Locate each line with the string "high" in the listing below and copy it.

##### THE INPUT

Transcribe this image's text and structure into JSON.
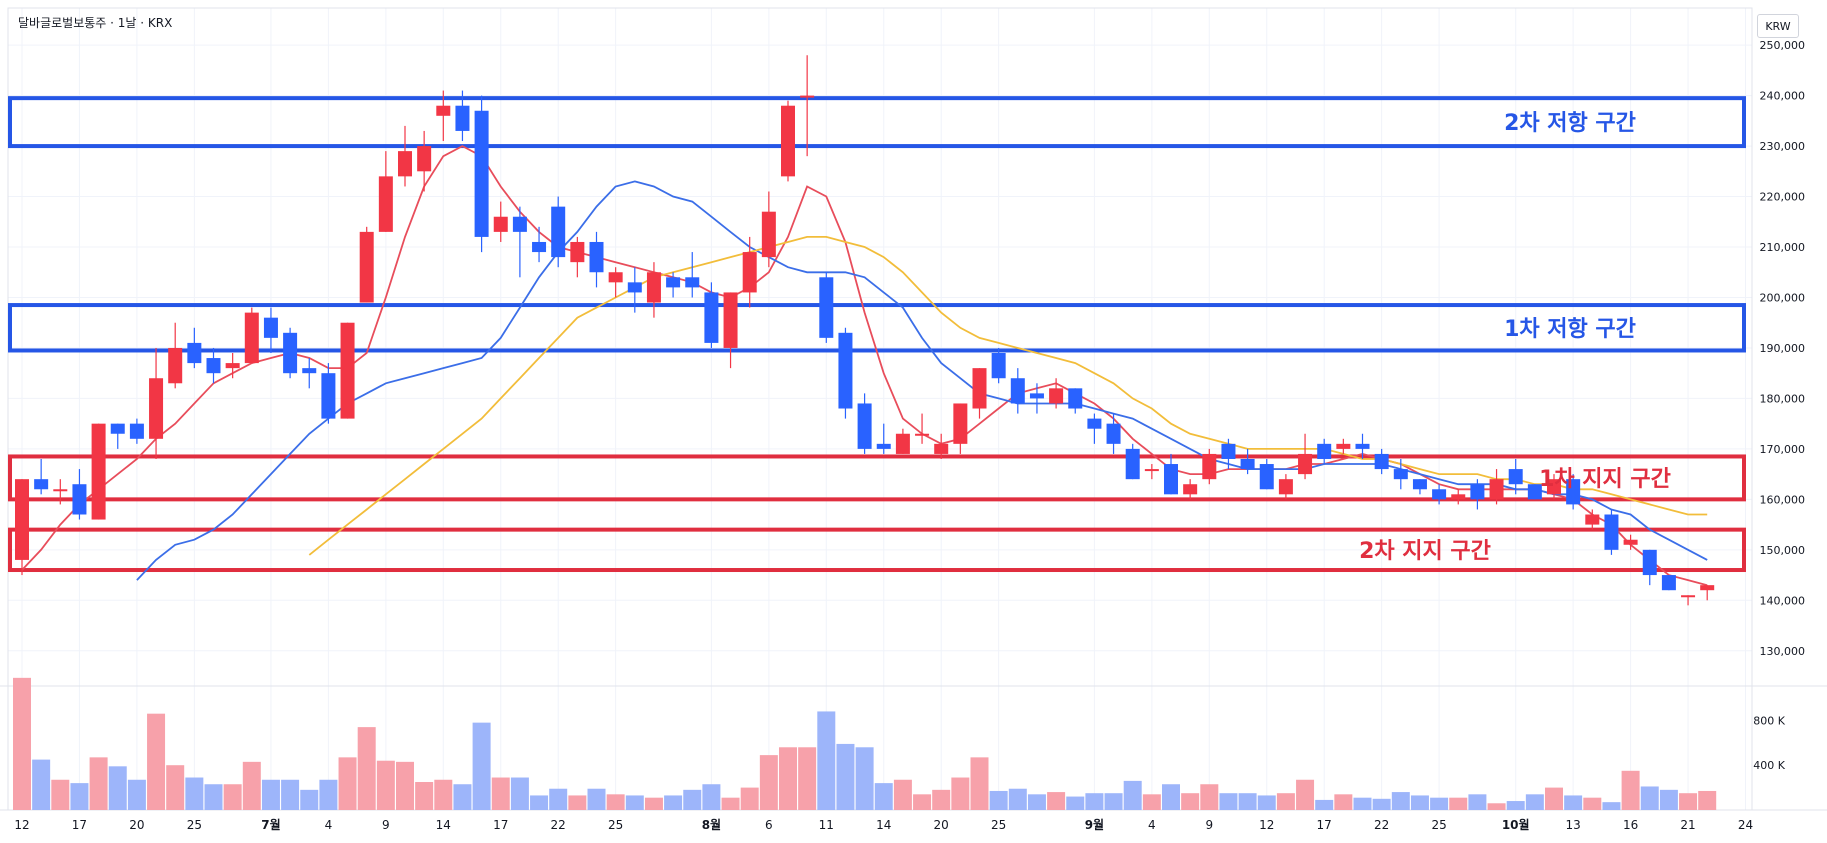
{
  "header": {
    "symbol_line": "달바글로벌보통주 · 1날 · KRX",
    "currency": "KRW"
  },
  "colors": {
    "up": "#f23645",
    "down": "#2962ff",
    "ma5": "#e84d5b",
    "ma10": "#3b6ee8",
    "ma20": "#f2bd3a",
    "resistance": "#2556e6",
    "support": "#e02e3f",
    "vol_up": "#f7a1aa",
    "vol_down": "#9db5fa"
  },
  "chart_data": {
    "type": "candlestick",
    "title": "",
    "ylim": [
      125000,
      253000
    ],
    "y_ticks": [
      {
        "value": 130000,
        "label": "130,000"
      },
      {
        "value": 140000,
        "label": "140,000"
      },
      {
        "value": 150000,
        "label": "150,000"
      },
      {
        "value": 160000,
        "label": "160,000"
      },
      {
        "value": 170000,
        "label": "170,000"
      },
      {
        "value": 180000,
        "label": "180,000"
      },
      {
        "value": 190000,
        "label": "190,000"
      },
      {
        "value": 200000,
        "label": "200,000"
      },
      {
        "value": 210000,
        "label": "210,000"
      },
      {
        "value": 220000,
        "label": "220,000"
      },
      {
        "value": 230000,
        "label": "230,000"
      },
      {
        "value": 240000,
        "label": "240,000"
      },
      {
        "value": 250000,
        "label": "250,000"
      }
    ],
    "volume_ticks": [
      {
        "value": 400000,
        "label": "400 K"
      },
      {
        "value": 800000,
        "label": "800 K"
      }
    ],
    "x_ticks": [
      {
        "index": 0,
        "label": "12"
      },
      {
        "index": 3,
        "label": "17"
      },
      {
        "index": 6,
        "label": "20"
      },
      {
        "index": 9,
        "label": "25"
      },
      {
        "index": 13,
        "label": "7월"
      },
      {
        "index": 16,
        "label": "4"
      },
      {
        "index": 19,
        "label": "9"
      },
      {
        "index": 22,
        "label": "14"
      },
      {
        "index": 25,
        "label": "17"
      },
      {
        "index": 28,
        "label": "22"
      },
      {
        "index": 31,
        "label": "25"
      },
      {
        "index": 36,
        "label": "8월"
      },
      {
        "index": 39,
        "label": "6"
      },
      {
        "index": 42,
        "label": "11"
      },
      {
        "index": 45,
        "label": "14"
      },
      {
        "index": 48,
        "label": "20"
      },
      {
        "index": 51,
        "label": "25"
      },
      {
        "index": 56,
        "label": "9월"
      },
      {
        "index": 59,
        "label": "4"
      },
      {
        "index": 62,
        "label": "9"
      },
      {
        "index": 65,
        "label": "12"
      },
      {
        "index": 68,
        "label": "17"
      },
      {
        "index": 71,
        "label": "22"
      },
      {
        "index": 74,
        "label": "25"
      },
      {
        "index": 78,
        "label": "10월"
      },
      {
        "index": 81,
        "label": "13"
      },
      {
        "index": 84,
        "label": "16"
      },
      {
        "index": 87,
        "label": "21"
      },
      {
        "index": 90,
        "label": "24"
      }
    ],
    "candles": [
      [
        148000,
        164000,
        145000,
        164000
      ],
      [
        164000,
        162000,
        161000,
        168000
      ],
      [
        162000,
        162000,
        159000,
        164000
      ],
      [
        163000,
        157000,
        156000,
        166000
      ],
      [
        156000,
        175000,
        156000,
        175000
      ],
      [
        175000,
        173000,
        170000,
        175000
      ],
      [
        175000,
        172000,
        171000,
        176000
      ],
      [
        172000,
        184000,
        168000,
        190000
      ],
      [
        183000,
        190000,
        182000,
        195000
      ],
      [
        191000,
        187000,
        186000,
        194000
      ],
      [
        188000,
        185000,
        183000,
        190000
      ],
      [
        186000,
        187000,
        184000,
        189000
      ],
      [
        187000,
        197000,
        187000,
        198000
      ],
      [
        196000,
        192000,
        189000,
        198000
      ],
      [
        193000,
        185000,
        184000,
        194000
      ],
      [
        186000,
        185000,
        182000,
        188000
      ],
      [
        185000,
        176000,
        175000,
        187000
      ],
      [
        176000,
        195000,
        176000,
        195000
      ],
      [
        199000,
        213000,
        199000,
        214000
      ],
      [
        213000,
        224000,
        213000,
        229000
      ],
      [
        224000,
        229000,
        222000,
        234000
      ],
      [
        225000,
        230000,
        221000,
        233000
      ],
      [
        236000,
        238000,
        231000,
        241000
      ],
      [
        238000,
        233000,
        231000,
        241000
      ],
      [
        237000,
        212000,
        209000,
        240000
      ],
      [
        213000,
        216000,
        211000,
        219000
      ],
      [
        216000,
        213000,
        204000,
        218000
      ],
      [
        211000,
        209000,
        207000,
        214000
      ],
      [
        218000,
        208000,
        206000,
        220000
      ],
      [
        207000,
        211000,
        204000,
        212000
      ],
      [
        211000,
        205000,
        202000,
        213000
      ],
      [
        203000,
        205000,
        200000,
        206000
      ],
      [
        203000,
        201000,
        197000,
        206000
      ],
      [
        199000,
        205000,
        196000,
        207000
      ],
      [
        204000,
        202000,
        200000,
        205000
      ],
      [
        204000,
        202000,
        200000,
        209000
      ],
      [
        201000,
        191000,
        190000,
        203000
      ],
      [
        190000,
        201000,
        186000,
        201000
      ],
      [
        201000,
        209000,
        198000,
        212000
      ],
      [
        208000,
        217000,
        206000,
        221000
      ],
      [
        224000,
        238000,
        223000,
        239000
      ],
      [
        240000,
        240000,
        228000,
        248000
      ],
      [
        204000,
        192000,
        191000,
        205000
      ],
      [
        193000,
        178000,
        176000,
        194000
      ],
      [
        179000,
        170000,
        169000,
        181000
      ],
      [
        171000,
        170000,
        169000,
        175000
      ],
      [
        169000,
        173000,
        169000,
        174000
      ],
      [
        173000,
        173000,
        171000,
        177000
      ],
      [
        169000,
        171000,
        168000,
        173000
      ],
      [
        171000,
        179000,
        169000,
        179000
      ],
      [
        178000,
        186000,
        176000,
        186000
      ],
      [
        189000,
        184000,
        183000,
        190000
      ],
      [
        184000,
        179000,
        177000,
        186000
      ],
      [
        181000,
        180000,
        177000,
        183000
      ],
      [
        179000,
        182000,
        178000,
        184000
      ],
      [
        182000,
        178000,
        177000,
        182000
      ],
      [
        176000,
        174000,
        171000,
        177000
      ],
      [
        175000,
        171000,
        169000,
        177000
      ],
      [
        170000,
        164000,
        164000,
        171000
      ],
      [
        166000,
        166000,
        164000,
        167000
      ],
      [
        167000,
        161000,
        161000,
        169000
      ],
      [
        161000,
        163000,
        160000,
        164000
      ],
      [
        164000,
        169000,
        163000,
        170000
      ],
      [
        171000,
        168000,
        166000,
        172000
      ],
      [
        168000,
        166000,
        165000,
        170000
      ],
      [
        167000,
        162000,
        162000,
        168000
      ],
      [
        161000,
        164000,
        160000,
        165000
      ],
      [
        165000,
        169000,
        164000,
        173000
      ],
      [
        171000,
        168000,
        167000,
        172000
      ],
      [
        170000,
        171000,
        169000,
        172000
      ],
      [
        171000,
        170000,
        168000,
        173000
      ],
      [
        169000,
        166000,
        165000,
        170000
      ],
      [
        166000,
        164000,
        162000,
        168000
      ],
      [
        164000,
        162000,
        161000,
        164000
      ],
      [
        162000,
        160000,
        159000,
        163000
      ],
      [
        160000,
        161000,
        159000,
        162000
      ],
      [
        163000,
        160000,
        158000,
        164000
      ],
      [
        160000,
        164000,
        159000,
        166000
      ],
      [
        166000,
        163000,
        161000,
        168000
      ],
      [
        163000,
        160000,
        160000,
        163000
      ],
      [
        161000,
        164000,
        160000,
        165000
      ],
      [
        164000,
        159000,
        158000,
        165000
      ],
      [
        155000,
        157000,
        154000,
        158000
      ],
      [
        157000,
        150000,
        149000,
        158000
      ],
      [
        151000,
        152000,
        150000,
        153000
      ],
      [
        150000,
        145000,
        143000,
        150000
      ],
      [
        145000,
        142000,
        142000,
        145000
      ],
      [
        141000,
        141000,
        139000,
        141000
      ],
      [
        142000,
        143000,
        140000,
        143000
      ]
    ],
    "volume": [
      1180000,
      450000,
      270000,
      240000,
      470000,
      390000,
      270000,
      860000,
      400000,
      290000,
      230000,
      230000,
      430000,
      270000,
      270000,
      180000,
      270000,
      470000,
      740000,
      440000,
      430000,
      250000,
      270000,
      230000,
      780000,
      290000,
      290000,
      130000,
      190000,
      130000,
      190000,
      140000,
      130000,
      110000,
      130000,
      180000,
      230000,
      110000,
      200000,
      490000,
      560000,
      560000,
      880000,
      590000,
      560000,
      240000,
      270000,
      140000,
      180000,
      290000,
      470000,
      170000,
      190000,
      140000,
      160000,
      120000,
      150000,
      150000,
      260000,
      140000,
      230000,
      150000,
      230000,
      150000,
      150000,
      130000,
      150000,
      270000,
      90000,
      140000,
      110000,
      100000,
      160000,
      130000,
      110000,
      110000,
      140000,
      60000,
      80000,
      140000,
      200000,
      130000,
      110000,
      70000,
      350000,
      210000,
      180000,
      150000,
      170000
    ],
    "series": [
      {
        "name": "MA5",
        "values": [
          146000,
          150000,
          155000,
          159000,
          162000,
          165000,
          168000,
          172000,
          175000,
          179000,
          183000,
          185000,
          187000,
          188000,
          189000,
          188000,
          186000,
          186000,
          189000,
          200000,
          212000,
          222000,
          228000,
          230000,
          228000,
          222000,
          217000,
          213000,
          210000,
          209000,
          208000,
          207000,
          206000,
          205000,
          204000,
          203000,
          201000,
          200000,
          202000,
          205000,
          212000,
          222000,
          220000,
          211000,
          197000,
          185000,
          176000,
          173000,
          171000,
          172000,
          175000,
          178000,
          181000,
          182000,
          183000,
          181000,
          179000,
          176000,
          172000,
          169000,
          166000,
          165000,
          165000,
          166000,
          166000,
          166000,
          166000,
          167000,
          167000,
          168000,
          169000,
          168000,
          167000,
          165000,
          163000,
          162000,
          162000,
          162000,
          162000,
          162000,
          161000,
          160000,
          157000,
          155000,
          151000,
          148000,
          145000,
          144000,
          143000
        ]
      },
      {
        "name": "MA10",
        "values": [
          null,
          null,
          null,
          null,
          null,
          null,
          144000,
          148000,
          151000,
          152000,
          154000,
          157000,
          161000,
          165000,
          169000,
          173000,
          176000,
          179000,
          181000,
          183000,
          184000,
          185000,
          186000,
          187000,
          188000,
          192000,
          198000,
          204000,
          209000,
          213000,
          218000,
          222000,
          223000,
          222000,
          220000,
          219000,
          216000,
          213000,
          210000,
          208000,
          206000,
          205000,
          205000,
          205000,
          204000,
          201000,
          198000,
          192000,
          187000,
          184000,
          181000,
          180000,
          179000,
          179000,
          179000,
          179000,
          178000,
          177000,
          176000,
          174000,
          172000,
          170000,
          168000,
          167000,
          166000,
          166000,
          166000,
          166000,
          167000,
          167000,
          167000,
          167000,
          166000,
          165000,
          164000,
          163000,
          163000,
          163000,
          162000,
          162000,
          161000,
          161000,
          160000,
          158000,
          157000,
          154000,
          152000,
          150000,
          148000
        ]
      },
      {
        "name": "MA20",
        "values": [
          null,
          null,
          null,
          null,
          null,
          null,
          null,
          null,
          null,
          null,
          null,
          null,
          null,
          null,
          null,
          149000,
          152000,
          155000,
          158000,
          161000,
          164000,
          167000,
          170000,
          173000,
          176000,
          180000,
          184000,
          188000,
          192000,
          196000,
          198000,
          200000,
          202000,
          204000,
          205000,
          206000,
          207000,
          208000,
          209000,
          210000,
          211000,
          212000,
          212000,
          211000,
          210000,
          208000,
          205000,
          201000,
          197000,
          194000,
          192000,
          191000,
          190000,
          189000,
          188000,
          187000,
          185000,
          183000,
          180000,
          178000,
          175000,
          173000,
          172000,
          171000,
          170000,
          170000,
          170000,
          170000,
          170000,
          169000,
          168000,
          168000,
          167000,
          166000,
          165000,
          165000,
          165000,
          164000,
          164000,
          163000,
          163000,
          162000,
          162000,
          161000,
          160000,
          159000,
          158000,
          157000,
          157000
        ]
      }
    ],
    "zones": [
      {
        "label": "2차 저항 구간",
        "low": 230000,
        "high": 239500,
        "kind": "resistance"
      },
      {
        "label": "1차 저항 구간",
        "low": 189500,
        "high": 198500,
        "kind": "resistance"
      },
      {
        "label": "1차 지지 구간",
        "low": 160000,
        "high": 168500,
        "kind": "support"
      },
      {
        "label": "2차 지지 구간",
        "low": 146000,
        "high": 154000,
        "kind": "support"
      }
    ]
  }
}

##########

■ ANSWER TO THIS PROBLEM:
        "high": 239500,
        "high": 198500,
        "high": 168500,
        "high": 154000,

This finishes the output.